Problem requirements
Each line containing the word "공개청구의" must be collected.

Supplied entries
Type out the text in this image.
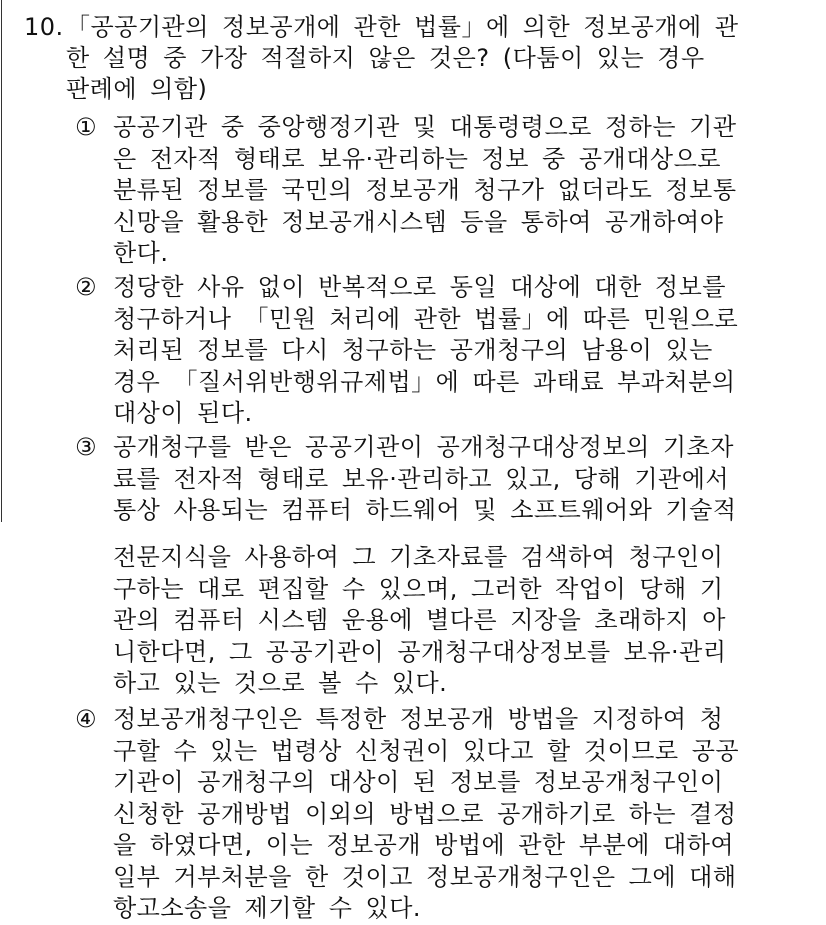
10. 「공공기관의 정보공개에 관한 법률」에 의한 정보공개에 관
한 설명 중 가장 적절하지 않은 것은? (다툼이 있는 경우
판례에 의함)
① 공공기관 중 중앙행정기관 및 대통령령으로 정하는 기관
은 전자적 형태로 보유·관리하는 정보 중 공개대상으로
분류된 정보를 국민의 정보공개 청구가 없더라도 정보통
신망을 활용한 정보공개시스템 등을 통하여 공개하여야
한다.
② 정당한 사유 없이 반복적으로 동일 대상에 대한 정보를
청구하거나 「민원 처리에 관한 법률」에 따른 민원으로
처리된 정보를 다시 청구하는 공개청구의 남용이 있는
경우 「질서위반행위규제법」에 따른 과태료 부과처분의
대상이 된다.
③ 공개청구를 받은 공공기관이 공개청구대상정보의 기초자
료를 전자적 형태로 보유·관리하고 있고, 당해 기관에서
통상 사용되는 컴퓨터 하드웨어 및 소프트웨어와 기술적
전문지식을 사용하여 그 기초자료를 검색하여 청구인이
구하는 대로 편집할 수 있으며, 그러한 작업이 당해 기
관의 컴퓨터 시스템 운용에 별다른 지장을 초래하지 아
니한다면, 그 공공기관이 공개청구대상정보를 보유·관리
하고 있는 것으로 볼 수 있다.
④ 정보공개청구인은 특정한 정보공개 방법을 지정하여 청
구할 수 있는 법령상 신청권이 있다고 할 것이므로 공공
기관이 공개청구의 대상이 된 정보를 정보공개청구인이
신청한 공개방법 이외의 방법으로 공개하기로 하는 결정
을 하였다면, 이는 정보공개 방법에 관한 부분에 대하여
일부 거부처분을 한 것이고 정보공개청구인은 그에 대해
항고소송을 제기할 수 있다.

Answer for this exercise
처리된 정보를 다시 청구하는 공개청구의 남용이 있는
기관이 공개청구의 대상이 된 정보를 정보공개청구인이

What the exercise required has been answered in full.